** Problem to solve **
Look through the records below, count the lines with the word "Black", and reply with only the number.

** Data to use **
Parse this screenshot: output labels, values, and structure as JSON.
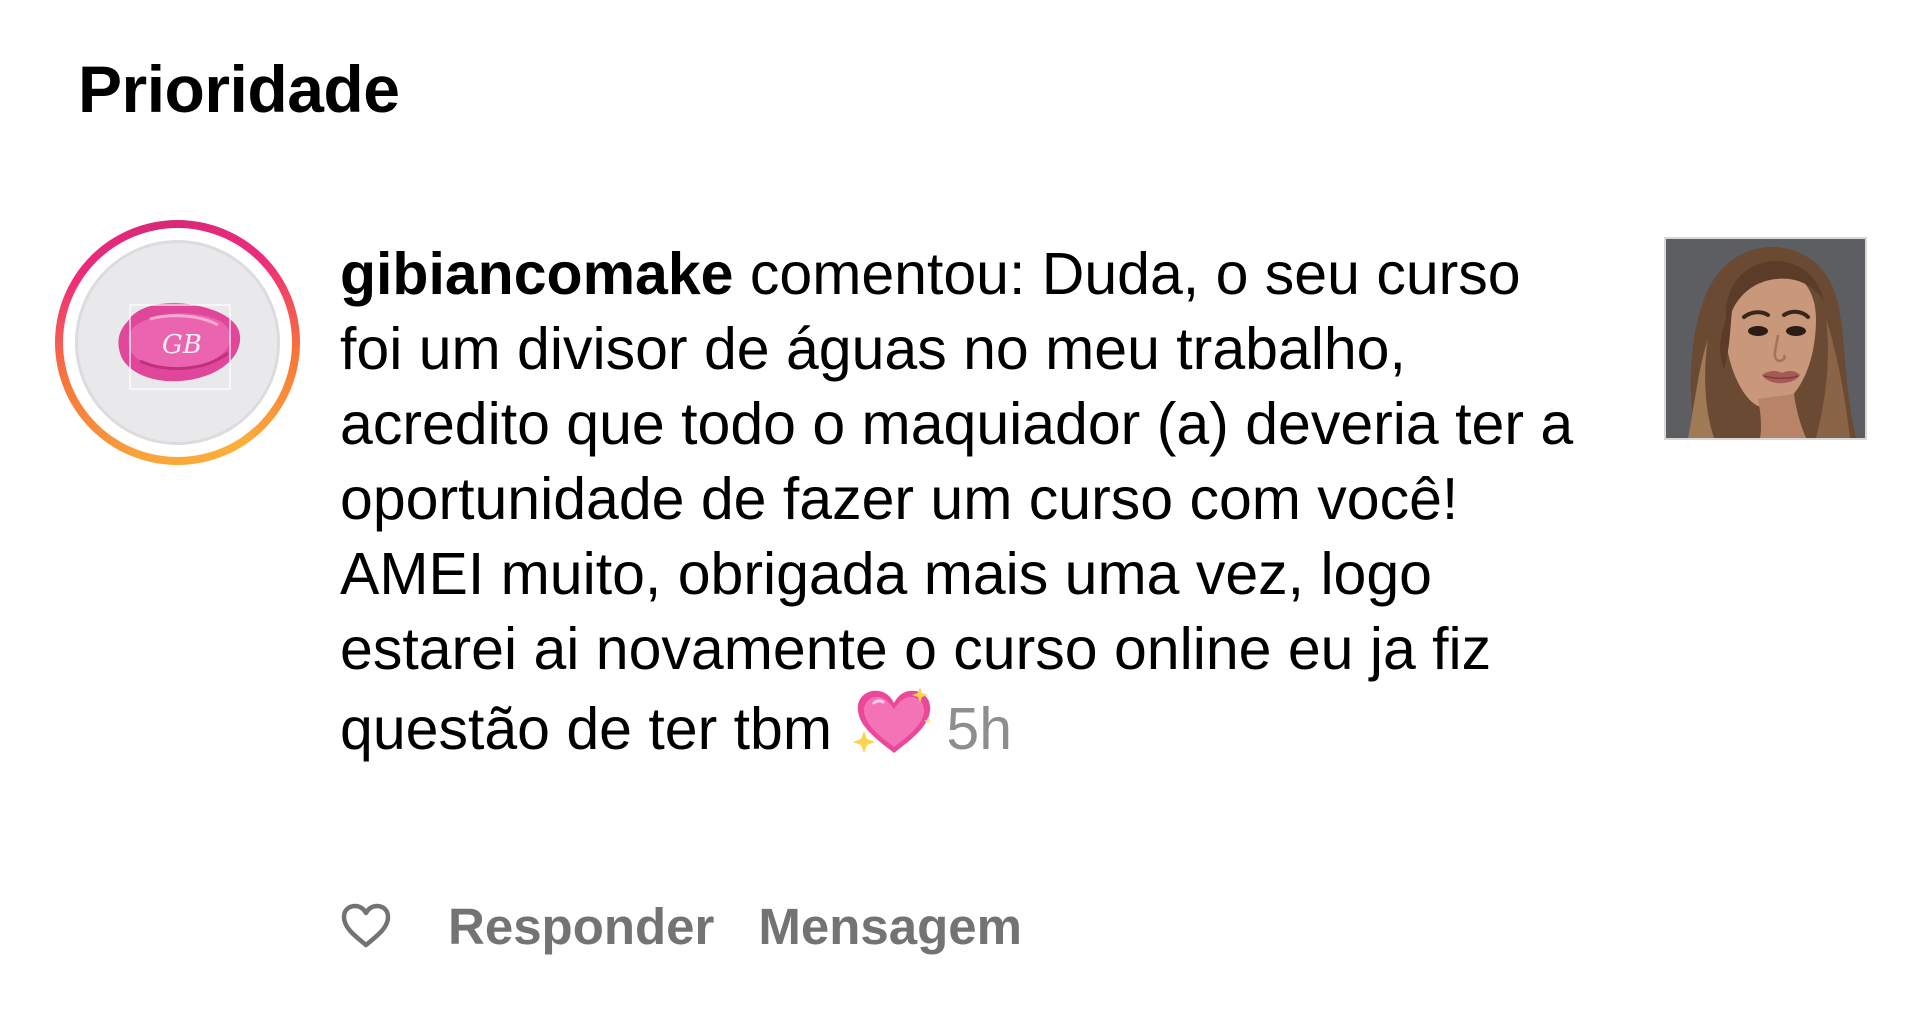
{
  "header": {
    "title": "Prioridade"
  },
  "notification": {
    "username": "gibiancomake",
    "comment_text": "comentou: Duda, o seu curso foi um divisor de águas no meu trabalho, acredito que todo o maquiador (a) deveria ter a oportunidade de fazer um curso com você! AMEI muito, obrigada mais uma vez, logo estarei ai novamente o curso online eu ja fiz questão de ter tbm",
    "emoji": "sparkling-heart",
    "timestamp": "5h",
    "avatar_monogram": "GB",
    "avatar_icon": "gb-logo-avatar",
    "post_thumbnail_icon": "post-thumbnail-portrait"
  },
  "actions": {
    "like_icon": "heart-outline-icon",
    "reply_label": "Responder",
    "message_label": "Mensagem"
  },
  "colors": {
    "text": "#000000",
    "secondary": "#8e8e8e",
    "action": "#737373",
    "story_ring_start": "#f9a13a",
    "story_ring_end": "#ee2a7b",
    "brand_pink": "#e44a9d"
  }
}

==

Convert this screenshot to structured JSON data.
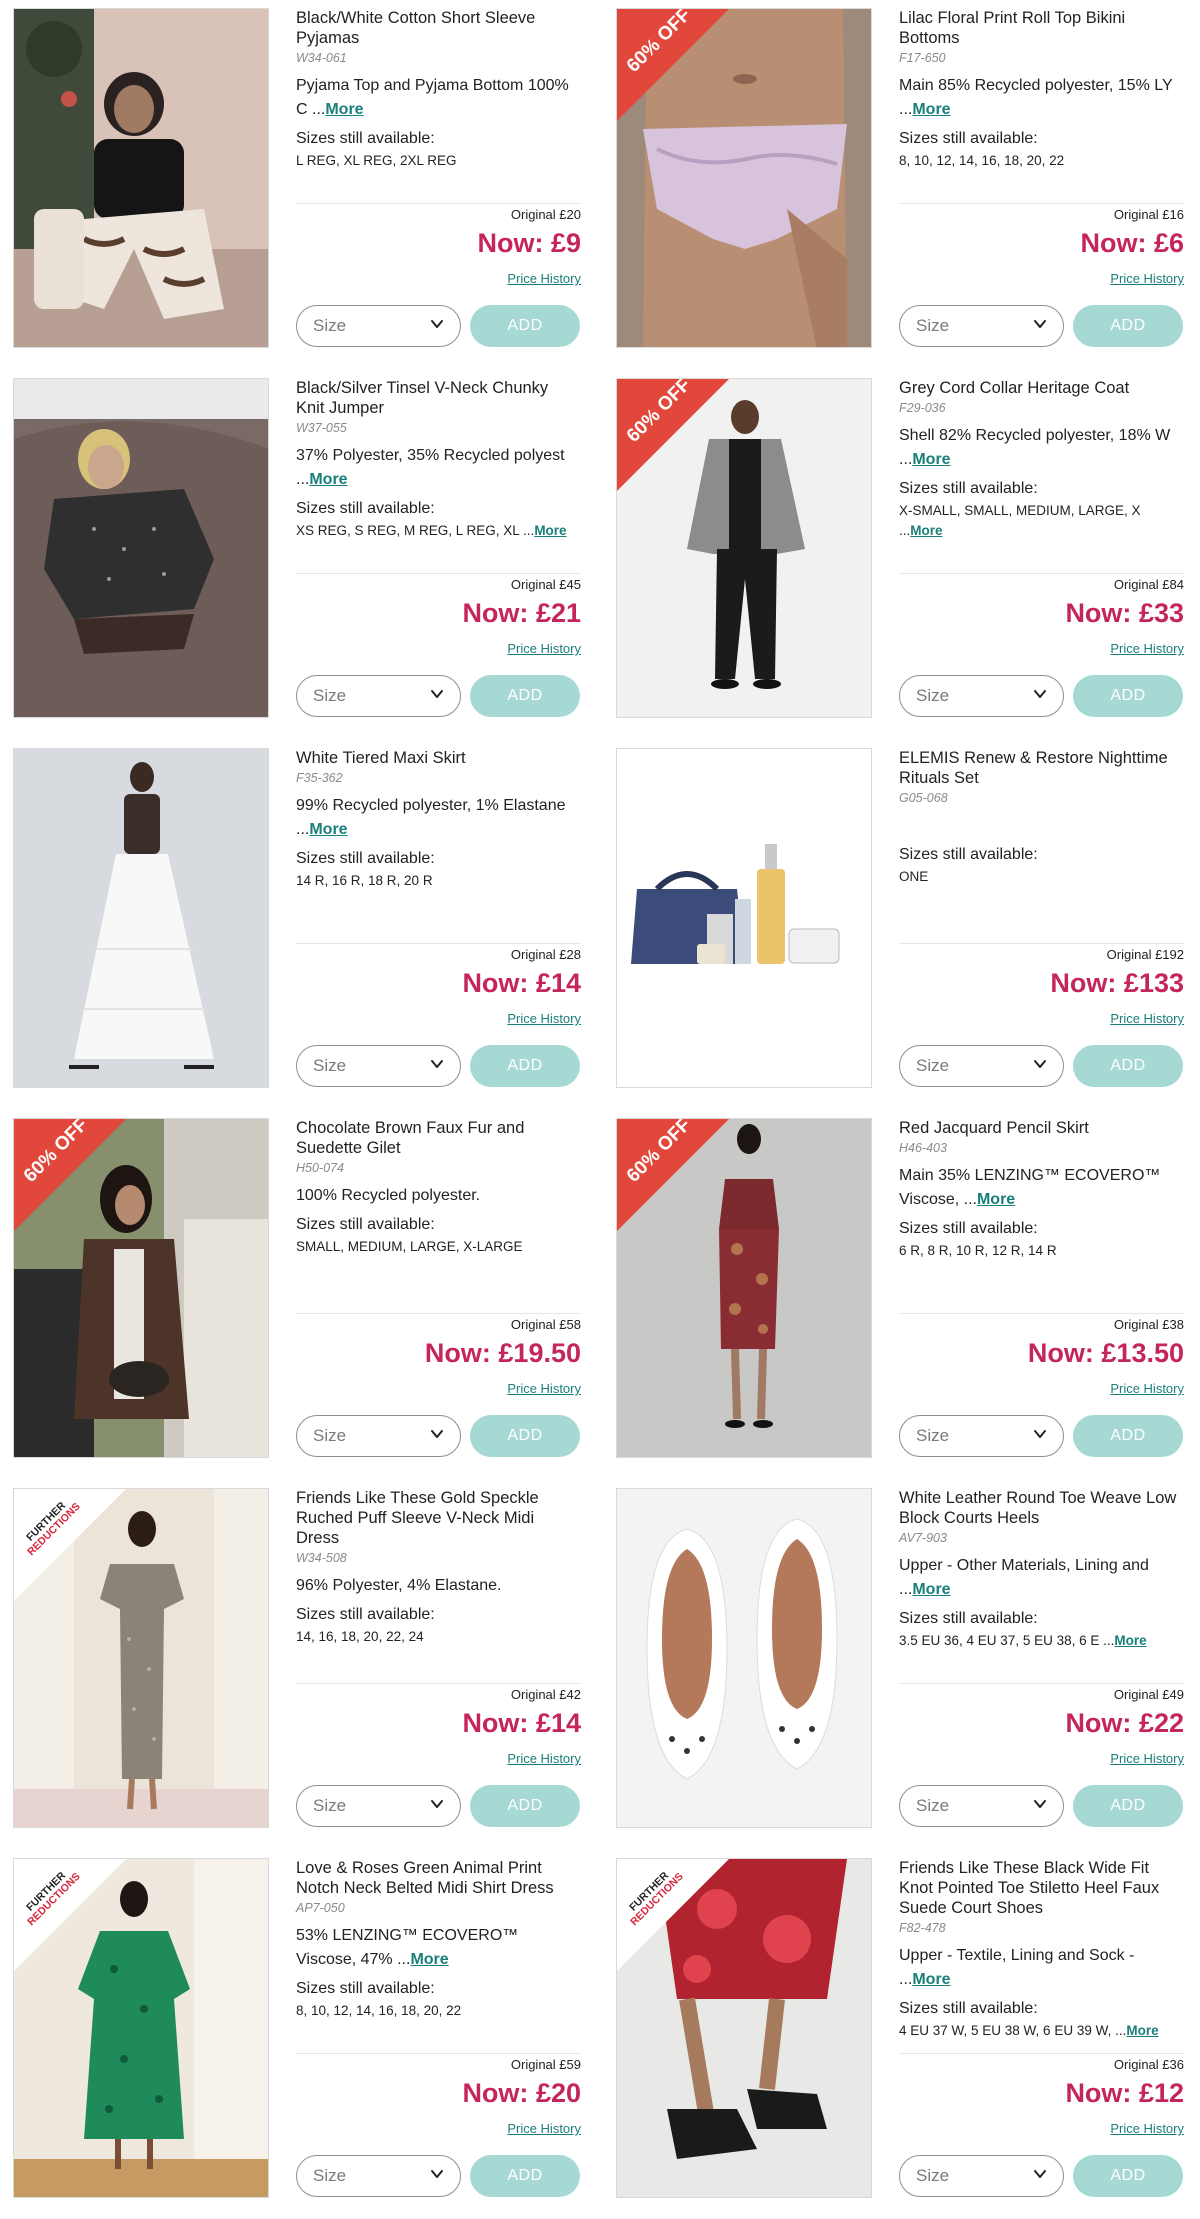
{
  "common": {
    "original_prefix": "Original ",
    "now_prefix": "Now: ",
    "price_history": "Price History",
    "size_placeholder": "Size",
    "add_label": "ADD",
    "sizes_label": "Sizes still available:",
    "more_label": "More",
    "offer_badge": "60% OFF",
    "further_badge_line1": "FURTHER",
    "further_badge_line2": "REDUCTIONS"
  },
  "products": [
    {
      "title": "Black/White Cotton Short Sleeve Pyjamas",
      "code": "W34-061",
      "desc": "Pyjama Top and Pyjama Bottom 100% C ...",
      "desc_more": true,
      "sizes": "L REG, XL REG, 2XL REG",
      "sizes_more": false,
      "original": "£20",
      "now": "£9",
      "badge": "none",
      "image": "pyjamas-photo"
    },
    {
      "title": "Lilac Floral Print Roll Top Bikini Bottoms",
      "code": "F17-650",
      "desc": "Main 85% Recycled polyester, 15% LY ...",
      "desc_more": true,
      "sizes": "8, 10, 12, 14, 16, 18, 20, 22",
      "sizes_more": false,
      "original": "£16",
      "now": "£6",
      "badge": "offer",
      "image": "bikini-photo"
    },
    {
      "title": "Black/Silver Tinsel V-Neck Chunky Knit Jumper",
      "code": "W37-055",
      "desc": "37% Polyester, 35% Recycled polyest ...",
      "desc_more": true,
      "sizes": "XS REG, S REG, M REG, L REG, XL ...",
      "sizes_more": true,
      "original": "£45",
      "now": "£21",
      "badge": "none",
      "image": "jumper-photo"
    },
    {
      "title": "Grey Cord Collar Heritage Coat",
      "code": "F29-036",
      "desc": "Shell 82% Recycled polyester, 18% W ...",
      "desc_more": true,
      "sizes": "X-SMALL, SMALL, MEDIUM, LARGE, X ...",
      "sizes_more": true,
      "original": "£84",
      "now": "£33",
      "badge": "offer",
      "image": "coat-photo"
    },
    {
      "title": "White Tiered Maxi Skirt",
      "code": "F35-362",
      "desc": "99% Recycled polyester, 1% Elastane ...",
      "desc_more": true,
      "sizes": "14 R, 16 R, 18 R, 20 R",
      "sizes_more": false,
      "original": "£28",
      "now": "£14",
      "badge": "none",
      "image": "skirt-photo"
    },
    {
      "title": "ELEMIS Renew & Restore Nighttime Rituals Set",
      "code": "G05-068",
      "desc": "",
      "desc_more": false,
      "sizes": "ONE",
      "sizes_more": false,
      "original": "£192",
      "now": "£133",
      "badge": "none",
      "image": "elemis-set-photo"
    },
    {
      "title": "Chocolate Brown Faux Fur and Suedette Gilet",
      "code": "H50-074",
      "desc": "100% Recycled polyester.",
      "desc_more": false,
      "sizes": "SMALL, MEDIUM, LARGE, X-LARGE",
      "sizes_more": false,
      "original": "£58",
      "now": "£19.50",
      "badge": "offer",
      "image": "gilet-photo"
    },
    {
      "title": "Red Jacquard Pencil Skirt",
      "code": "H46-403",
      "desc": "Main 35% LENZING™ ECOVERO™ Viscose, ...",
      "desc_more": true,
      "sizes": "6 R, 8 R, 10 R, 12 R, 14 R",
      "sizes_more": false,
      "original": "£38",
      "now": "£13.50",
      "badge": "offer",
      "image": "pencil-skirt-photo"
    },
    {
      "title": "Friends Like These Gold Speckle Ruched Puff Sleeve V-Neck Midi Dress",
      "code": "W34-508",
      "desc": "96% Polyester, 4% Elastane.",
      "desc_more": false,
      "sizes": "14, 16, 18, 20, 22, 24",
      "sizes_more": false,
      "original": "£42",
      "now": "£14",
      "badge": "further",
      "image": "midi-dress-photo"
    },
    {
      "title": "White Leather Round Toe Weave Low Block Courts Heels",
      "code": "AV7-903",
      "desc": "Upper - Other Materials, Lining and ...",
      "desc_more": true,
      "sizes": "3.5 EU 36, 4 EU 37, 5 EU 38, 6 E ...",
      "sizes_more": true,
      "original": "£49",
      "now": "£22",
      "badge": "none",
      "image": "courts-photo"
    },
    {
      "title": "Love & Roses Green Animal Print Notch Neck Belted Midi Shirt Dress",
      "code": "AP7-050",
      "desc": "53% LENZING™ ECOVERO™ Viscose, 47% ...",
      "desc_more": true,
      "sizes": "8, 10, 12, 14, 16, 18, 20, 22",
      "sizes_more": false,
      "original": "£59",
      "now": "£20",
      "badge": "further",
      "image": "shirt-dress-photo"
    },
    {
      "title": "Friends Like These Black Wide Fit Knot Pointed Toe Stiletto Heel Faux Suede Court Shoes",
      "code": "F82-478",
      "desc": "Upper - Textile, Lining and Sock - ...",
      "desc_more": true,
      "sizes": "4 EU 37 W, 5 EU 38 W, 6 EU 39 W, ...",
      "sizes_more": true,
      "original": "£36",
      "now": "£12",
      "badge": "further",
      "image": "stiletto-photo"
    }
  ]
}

---

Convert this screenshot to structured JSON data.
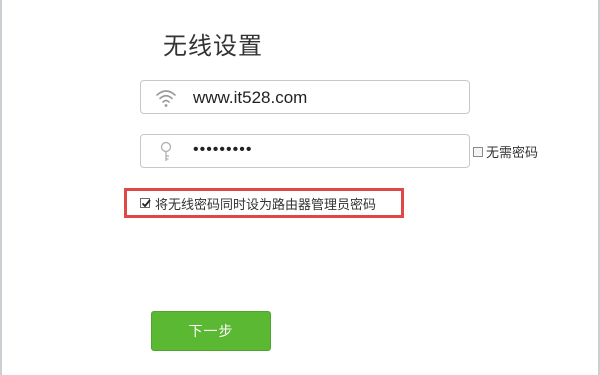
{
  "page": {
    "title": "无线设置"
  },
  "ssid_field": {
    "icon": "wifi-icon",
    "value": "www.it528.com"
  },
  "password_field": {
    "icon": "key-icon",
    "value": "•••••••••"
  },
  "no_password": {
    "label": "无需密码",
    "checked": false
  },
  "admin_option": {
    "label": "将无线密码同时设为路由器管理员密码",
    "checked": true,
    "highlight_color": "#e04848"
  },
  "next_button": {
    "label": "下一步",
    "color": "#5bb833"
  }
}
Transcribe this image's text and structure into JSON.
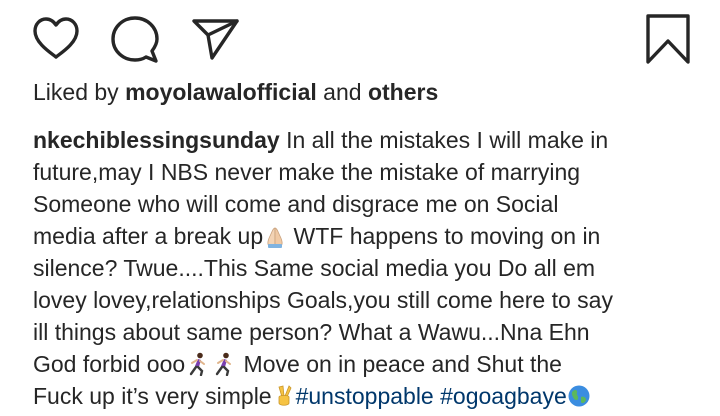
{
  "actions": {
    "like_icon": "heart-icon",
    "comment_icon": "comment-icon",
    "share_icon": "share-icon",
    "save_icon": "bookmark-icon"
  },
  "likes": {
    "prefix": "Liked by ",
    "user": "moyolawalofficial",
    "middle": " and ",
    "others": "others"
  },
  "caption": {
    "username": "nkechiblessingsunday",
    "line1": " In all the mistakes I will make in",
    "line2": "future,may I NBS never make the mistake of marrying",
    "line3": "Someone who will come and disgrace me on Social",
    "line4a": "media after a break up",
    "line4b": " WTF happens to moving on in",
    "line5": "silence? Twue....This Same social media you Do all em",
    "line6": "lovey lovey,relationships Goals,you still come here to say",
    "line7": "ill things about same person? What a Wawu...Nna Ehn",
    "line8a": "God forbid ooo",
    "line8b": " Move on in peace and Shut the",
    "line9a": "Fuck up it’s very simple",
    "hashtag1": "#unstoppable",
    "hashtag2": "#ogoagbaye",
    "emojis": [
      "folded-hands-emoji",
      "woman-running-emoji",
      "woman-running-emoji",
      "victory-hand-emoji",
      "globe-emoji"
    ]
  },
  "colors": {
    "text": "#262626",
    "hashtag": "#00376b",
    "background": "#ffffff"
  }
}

** Full response **
3